WRITTEN EXERCISE:
Go through the lines below and copy each one that holds the string "this".

[Data excerpts]
------------------------------------------------------------

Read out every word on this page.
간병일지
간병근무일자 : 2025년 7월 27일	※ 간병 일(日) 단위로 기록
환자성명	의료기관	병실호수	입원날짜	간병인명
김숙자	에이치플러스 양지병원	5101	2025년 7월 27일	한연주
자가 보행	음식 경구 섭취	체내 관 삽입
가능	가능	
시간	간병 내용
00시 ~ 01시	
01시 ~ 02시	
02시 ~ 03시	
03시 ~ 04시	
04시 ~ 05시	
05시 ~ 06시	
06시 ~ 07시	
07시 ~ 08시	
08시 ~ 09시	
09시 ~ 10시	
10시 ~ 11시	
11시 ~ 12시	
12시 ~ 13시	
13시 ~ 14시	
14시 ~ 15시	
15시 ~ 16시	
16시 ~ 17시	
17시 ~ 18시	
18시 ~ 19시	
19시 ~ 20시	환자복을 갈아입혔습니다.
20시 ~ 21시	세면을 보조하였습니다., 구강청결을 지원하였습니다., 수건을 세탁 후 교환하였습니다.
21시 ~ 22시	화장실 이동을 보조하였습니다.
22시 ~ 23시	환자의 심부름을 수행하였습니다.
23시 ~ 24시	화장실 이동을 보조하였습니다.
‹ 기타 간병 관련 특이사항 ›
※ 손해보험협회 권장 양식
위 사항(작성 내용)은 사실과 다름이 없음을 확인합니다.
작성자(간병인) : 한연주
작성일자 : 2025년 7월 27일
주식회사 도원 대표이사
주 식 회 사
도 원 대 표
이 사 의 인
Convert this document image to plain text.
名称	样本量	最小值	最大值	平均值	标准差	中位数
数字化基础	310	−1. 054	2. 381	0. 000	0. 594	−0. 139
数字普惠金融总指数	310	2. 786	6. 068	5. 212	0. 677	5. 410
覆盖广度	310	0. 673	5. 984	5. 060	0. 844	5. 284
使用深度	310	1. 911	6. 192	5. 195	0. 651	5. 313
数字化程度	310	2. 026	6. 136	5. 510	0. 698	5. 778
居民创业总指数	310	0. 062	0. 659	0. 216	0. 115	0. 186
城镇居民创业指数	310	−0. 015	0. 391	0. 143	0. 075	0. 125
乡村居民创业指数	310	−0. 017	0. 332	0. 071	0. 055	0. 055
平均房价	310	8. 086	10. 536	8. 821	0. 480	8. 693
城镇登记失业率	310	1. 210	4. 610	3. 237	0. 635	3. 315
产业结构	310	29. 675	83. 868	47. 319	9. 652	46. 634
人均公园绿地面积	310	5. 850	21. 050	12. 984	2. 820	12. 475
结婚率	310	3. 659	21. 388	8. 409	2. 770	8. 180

------------------------------------------------------------

WRITTEN ANSWER:
Read out every word on this page.
Convert this document image to plain text.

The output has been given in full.